EXERCISE GOAL –
Copy out each line of the data that holds the word "органа".
__________________________________________________
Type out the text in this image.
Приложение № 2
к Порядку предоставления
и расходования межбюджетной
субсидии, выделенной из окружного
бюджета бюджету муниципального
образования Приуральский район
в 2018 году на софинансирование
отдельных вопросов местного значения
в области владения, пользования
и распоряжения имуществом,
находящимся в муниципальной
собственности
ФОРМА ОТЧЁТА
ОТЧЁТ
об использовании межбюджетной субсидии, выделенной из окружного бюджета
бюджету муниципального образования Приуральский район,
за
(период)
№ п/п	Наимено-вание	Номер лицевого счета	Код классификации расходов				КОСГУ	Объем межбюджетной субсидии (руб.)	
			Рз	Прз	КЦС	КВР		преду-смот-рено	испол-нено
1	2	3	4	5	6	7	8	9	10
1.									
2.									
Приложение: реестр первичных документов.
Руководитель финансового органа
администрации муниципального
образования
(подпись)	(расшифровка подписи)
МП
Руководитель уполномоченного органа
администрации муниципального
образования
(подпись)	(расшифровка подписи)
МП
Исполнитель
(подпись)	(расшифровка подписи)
__________________________________________________
WRITTEN REPLY –
Руководитель финансового органа
Руководитель уполномоченного органа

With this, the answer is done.